Record list ▸

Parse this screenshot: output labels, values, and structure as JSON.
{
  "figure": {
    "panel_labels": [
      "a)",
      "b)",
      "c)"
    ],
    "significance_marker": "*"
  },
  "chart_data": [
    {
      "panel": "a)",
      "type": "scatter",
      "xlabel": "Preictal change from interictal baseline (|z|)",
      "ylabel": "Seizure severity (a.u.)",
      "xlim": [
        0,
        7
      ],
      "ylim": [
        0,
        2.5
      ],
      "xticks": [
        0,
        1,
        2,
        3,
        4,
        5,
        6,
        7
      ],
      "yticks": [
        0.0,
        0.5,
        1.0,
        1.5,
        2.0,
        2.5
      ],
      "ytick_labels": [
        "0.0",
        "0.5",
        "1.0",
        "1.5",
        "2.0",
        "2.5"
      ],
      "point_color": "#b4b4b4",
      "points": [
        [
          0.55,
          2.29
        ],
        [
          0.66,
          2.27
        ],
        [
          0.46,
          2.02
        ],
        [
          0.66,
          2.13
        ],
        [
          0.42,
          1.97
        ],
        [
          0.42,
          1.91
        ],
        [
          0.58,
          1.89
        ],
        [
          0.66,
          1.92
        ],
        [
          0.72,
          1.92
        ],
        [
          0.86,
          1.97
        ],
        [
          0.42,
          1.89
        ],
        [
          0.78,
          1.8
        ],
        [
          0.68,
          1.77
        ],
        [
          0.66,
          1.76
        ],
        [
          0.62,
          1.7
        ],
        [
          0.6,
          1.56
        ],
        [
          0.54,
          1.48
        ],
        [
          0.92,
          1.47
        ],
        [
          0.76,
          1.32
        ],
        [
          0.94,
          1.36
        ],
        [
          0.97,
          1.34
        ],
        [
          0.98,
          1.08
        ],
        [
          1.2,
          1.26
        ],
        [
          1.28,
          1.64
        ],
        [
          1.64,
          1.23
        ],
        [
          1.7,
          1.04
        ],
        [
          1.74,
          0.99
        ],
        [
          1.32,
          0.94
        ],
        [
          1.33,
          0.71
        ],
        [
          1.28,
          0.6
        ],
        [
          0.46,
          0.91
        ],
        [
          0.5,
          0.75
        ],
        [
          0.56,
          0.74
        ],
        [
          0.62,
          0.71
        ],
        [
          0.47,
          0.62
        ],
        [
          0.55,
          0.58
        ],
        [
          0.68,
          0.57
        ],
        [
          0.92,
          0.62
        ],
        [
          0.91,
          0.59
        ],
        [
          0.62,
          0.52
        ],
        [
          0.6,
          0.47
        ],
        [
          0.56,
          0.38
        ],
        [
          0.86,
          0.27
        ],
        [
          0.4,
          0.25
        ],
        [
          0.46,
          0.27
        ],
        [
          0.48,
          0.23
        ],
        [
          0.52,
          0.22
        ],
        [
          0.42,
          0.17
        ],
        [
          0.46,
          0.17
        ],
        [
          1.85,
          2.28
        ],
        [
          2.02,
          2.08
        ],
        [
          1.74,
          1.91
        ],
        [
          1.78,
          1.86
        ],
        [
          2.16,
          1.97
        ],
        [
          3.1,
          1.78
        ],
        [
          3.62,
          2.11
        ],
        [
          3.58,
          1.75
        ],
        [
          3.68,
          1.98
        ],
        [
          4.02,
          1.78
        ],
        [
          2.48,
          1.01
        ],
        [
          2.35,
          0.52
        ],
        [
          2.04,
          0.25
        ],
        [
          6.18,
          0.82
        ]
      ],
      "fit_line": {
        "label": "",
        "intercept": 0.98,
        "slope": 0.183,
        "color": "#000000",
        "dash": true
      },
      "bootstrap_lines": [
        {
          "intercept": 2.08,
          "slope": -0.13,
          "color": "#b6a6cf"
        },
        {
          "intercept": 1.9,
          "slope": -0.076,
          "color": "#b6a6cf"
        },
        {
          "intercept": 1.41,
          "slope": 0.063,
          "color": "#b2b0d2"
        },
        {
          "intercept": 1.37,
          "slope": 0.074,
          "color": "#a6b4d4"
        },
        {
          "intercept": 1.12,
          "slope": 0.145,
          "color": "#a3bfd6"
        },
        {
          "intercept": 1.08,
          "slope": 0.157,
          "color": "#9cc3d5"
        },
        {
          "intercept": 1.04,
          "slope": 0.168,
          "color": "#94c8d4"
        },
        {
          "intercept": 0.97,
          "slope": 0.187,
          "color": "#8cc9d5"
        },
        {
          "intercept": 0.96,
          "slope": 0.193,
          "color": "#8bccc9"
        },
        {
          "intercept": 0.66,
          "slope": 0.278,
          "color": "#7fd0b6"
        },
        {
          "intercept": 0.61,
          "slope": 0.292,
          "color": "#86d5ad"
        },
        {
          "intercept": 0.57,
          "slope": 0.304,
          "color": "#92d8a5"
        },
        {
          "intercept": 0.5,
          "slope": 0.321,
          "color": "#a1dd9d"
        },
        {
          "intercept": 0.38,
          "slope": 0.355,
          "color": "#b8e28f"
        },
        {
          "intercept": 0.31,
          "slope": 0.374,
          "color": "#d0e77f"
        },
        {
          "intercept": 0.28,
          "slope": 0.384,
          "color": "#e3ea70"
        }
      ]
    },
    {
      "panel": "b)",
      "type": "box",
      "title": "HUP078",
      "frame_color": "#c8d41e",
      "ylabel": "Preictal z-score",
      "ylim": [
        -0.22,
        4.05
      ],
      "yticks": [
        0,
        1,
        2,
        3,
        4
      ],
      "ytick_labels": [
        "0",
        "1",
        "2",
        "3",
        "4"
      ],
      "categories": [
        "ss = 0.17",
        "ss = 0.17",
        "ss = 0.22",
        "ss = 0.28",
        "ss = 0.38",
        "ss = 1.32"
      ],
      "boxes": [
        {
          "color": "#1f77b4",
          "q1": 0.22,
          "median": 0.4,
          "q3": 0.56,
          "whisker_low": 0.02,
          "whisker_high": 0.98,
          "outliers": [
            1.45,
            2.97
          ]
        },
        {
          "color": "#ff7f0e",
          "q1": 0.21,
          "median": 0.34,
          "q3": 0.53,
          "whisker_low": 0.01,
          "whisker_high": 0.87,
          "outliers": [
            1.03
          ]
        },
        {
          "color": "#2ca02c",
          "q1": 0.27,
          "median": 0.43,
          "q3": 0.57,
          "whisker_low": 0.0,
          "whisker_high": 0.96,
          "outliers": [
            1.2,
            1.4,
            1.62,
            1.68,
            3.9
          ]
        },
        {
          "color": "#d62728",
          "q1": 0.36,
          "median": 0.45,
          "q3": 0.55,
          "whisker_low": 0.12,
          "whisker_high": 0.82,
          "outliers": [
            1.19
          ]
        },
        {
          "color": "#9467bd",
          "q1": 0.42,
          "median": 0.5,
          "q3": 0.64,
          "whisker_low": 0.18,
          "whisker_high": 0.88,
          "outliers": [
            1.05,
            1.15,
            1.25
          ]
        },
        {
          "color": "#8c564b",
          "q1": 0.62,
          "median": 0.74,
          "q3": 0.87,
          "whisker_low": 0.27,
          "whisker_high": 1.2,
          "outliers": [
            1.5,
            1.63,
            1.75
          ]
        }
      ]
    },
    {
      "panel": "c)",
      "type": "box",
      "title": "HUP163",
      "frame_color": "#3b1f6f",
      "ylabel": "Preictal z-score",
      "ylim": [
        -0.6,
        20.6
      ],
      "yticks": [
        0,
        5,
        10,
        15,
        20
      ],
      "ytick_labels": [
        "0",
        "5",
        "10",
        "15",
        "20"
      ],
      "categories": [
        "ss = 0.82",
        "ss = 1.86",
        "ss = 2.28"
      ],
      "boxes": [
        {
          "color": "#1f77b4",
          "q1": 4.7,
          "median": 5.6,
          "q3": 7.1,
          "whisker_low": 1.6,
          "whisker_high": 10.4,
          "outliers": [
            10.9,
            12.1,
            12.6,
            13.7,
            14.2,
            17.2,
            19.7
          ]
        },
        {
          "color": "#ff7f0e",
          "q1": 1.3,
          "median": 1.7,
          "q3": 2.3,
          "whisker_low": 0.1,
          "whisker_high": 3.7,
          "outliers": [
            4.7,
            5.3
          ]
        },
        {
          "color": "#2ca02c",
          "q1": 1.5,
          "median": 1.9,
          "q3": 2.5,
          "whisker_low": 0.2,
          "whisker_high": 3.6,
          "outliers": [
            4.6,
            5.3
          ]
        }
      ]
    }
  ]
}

Task requirements ▸ Count the lines in the records above that contain the word "median", and give only that number.

Expected answer ▸ 9